WHAT TO DO: Here are some records; return them all exactly.

(Dataset listings of figures)

--- Start ---

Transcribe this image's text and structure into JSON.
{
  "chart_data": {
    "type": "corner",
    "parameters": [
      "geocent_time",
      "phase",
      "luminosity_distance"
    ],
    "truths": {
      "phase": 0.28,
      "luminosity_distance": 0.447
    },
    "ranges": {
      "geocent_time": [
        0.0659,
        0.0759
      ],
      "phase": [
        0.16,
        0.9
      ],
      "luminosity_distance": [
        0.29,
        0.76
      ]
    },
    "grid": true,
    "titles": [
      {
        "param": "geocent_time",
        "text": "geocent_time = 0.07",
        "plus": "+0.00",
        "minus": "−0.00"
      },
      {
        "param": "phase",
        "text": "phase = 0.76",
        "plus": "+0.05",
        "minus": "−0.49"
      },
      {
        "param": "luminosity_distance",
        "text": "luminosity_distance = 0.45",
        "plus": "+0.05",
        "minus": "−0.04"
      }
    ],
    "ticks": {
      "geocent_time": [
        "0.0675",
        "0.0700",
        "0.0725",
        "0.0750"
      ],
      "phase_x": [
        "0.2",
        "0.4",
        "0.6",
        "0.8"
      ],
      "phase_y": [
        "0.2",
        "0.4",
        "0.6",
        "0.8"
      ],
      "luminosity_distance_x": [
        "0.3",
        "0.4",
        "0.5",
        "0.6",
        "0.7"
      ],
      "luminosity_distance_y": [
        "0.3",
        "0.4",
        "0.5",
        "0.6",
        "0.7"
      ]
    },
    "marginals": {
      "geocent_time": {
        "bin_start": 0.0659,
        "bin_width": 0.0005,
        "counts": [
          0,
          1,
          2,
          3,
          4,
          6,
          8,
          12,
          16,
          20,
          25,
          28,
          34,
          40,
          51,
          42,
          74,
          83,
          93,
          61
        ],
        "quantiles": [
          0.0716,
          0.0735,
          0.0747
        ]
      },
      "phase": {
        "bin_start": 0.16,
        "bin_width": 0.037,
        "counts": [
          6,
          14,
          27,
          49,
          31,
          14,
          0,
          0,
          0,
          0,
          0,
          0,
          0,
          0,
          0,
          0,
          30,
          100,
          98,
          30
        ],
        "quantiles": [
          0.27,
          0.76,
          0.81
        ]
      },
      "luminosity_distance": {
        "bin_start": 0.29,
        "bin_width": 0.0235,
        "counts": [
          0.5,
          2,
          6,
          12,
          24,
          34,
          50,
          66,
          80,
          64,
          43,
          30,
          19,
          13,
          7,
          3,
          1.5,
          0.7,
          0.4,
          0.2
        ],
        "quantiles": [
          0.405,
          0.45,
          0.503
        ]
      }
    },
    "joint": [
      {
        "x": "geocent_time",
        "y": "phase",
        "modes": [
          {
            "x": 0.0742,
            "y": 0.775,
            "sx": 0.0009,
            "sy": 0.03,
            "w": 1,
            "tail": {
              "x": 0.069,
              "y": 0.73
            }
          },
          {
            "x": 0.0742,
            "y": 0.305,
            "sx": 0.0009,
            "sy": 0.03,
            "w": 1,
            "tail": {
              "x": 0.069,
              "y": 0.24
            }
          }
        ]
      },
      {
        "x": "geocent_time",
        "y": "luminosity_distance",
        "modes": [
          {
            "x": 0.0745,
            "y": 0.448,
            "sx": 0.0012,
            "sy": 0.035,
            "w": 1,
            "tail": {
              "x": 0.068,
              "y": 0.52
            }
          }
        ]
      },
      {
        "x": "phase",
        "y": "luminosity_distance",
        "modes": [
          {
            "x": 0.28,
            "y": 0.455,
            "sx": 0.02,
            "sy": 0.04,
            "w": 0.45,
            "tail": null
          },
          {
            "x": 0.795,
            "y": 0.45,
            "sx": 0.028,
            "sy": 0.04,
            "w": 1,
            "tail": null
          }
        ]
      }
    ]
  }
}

--- End ---

THE OUTPUT:
Transcribe this image's text and structure into JSON.
{
  "chart_data": {
    "type": "corner",
    "parameters": [
      "geocent_time",
      "phase",
      "luminosity_distance"
    ],
    "truths": {
      "phase": 0.28,
      "luminosity_distance": 0.447
    },
    "ranges": {
      "geocent_time": [
        0.0659,
        0.0759
      ],
      "phase": [
        0.16,
        0.9
      ],
      "luminosity_distance": [
        0.29,
        0.76
      ]
    },
    "grid": true,
    "titles": [
      {
        "param": "geocent_time",
        "text": "geocent_time = 0.07",
        "plus": "+0.00",
        "minus": "−0.00"
      },
      {
        "param": "phase",
        "text": "phase = 0.76",
        "plus": "+0.05",
        "minus": "−0.49"
      },
      {
        "param": "luminosity_distance",
        "text": "luminosity_distance = 0.45",
        "plus": "+0.05",
        "minus": "−0.04"
      }
    ],
    "ticks": {
      "geocent_time": [
        "0.0675",
        "0.0700",
        "0.0725",
        "0.0750"
      ],
      "phase_x": [
        "0.2",
        "0.4",
        "0.6",
        "0.8"
      ],
      "phase_y": [
        "0.2",
        "0.4",
        "0.6",
        "0.8"
      ],
      "luminosity_distance_x": [
        "0.3",
        "0.4",
        "0.5",
        "0.6",
        "0.7"
      ],
      "luminosity_distance_y": [
        "0.3",
        "0.4",
        "0.5",
        "0.6",
        "0.7"
      ]
    },
    "marginals": {
      "geocent_time": {
        "bin_start": 0.0659,
        "bin_width": 0.0005,
        "counts": [
          0,
          1,
          2,
          3,
          4,
          6,
          8,
          12,
          16,
          20,
          25,
          28,
          34,
          40,
          51,
          42,
          74,
          83,
          93,
          61
        ],
        "quantiles": [
          0.0716,
          0.0735,
          0.0747
        ]
      },
      "phase": {
        "bin_start": 0.16,
        "bin_width": 0.037,
        "counts": [
          6,
          14,
          27,
          49,
          31,
          14,
          0,
          0,
          0,
          0,
          0,
          0,
          0,
          0,
          0,
          0,
          30,
          100,
          98,
          30
        ],
        "quantiles": [
          0.27,
          0.76,
          0.81
        ]
      },
      "luminosity_distance": {
        "bin_start": 0.29,
        "bin_width": 0.0235,
        "counts": [
          0.5,
          2,
          6,
          12,
          24,
          34,
          50,
          66,
          80,
          64,
          43,
          30,
          19,
          13,
          7,
          3,
          1.5,
          0.7,
          0.4,
          0.2
        ],
        "quantiles": [
          0.405,
          0.45,
          0.503
        ]
      }
    },
    "joint": [
      {
        "x": "geocent_time",
        "y": "phase",
        "modes": [
          {
            "x": 0.0742,
            "y": 0.775,
            "sx": 0.0009,
            "sy": 0.03,
            "w": 1,
            "tail": {
              "x": 0.069,
              "y": 0.73
            }
          },
          {
            "x": 0.0742,
            "y": 0.305,
            "sx": 0.0009,
            "sy": 0.03,
            "w": 1,
            "tail": {
              "x": 0.069,
              "y": 0.24
            }
          }
        ]
      },
      {
        "x": "geocent_time",
        "y": "luminosity_distance",
        "modes": [
          {
            "x": 0.0745,
            "y": 0.448,
            "sx": 0.0012,
            "sy": 0.035,
            "w": 1,
            "tail": {
              "x": 0.068,
              "y": 0.52
            }
          }
        ]
      },
      {
        "x": "phase",
        "y": "luminosity_distance",
        "modes": [
          {
            "x": 0.28,
            "y": 0.455,
            "sx": 0.02,
            "sy": 0.04,
            "w": 0.45,
            "tail": null
          },
          {
            "x": 0.795,
            "y": 0.45,
            "sx": 0.028,
            "sy": 0.04,
            "w": 1,
            "tail": null
          }
        ]
      }
    ]
  }
}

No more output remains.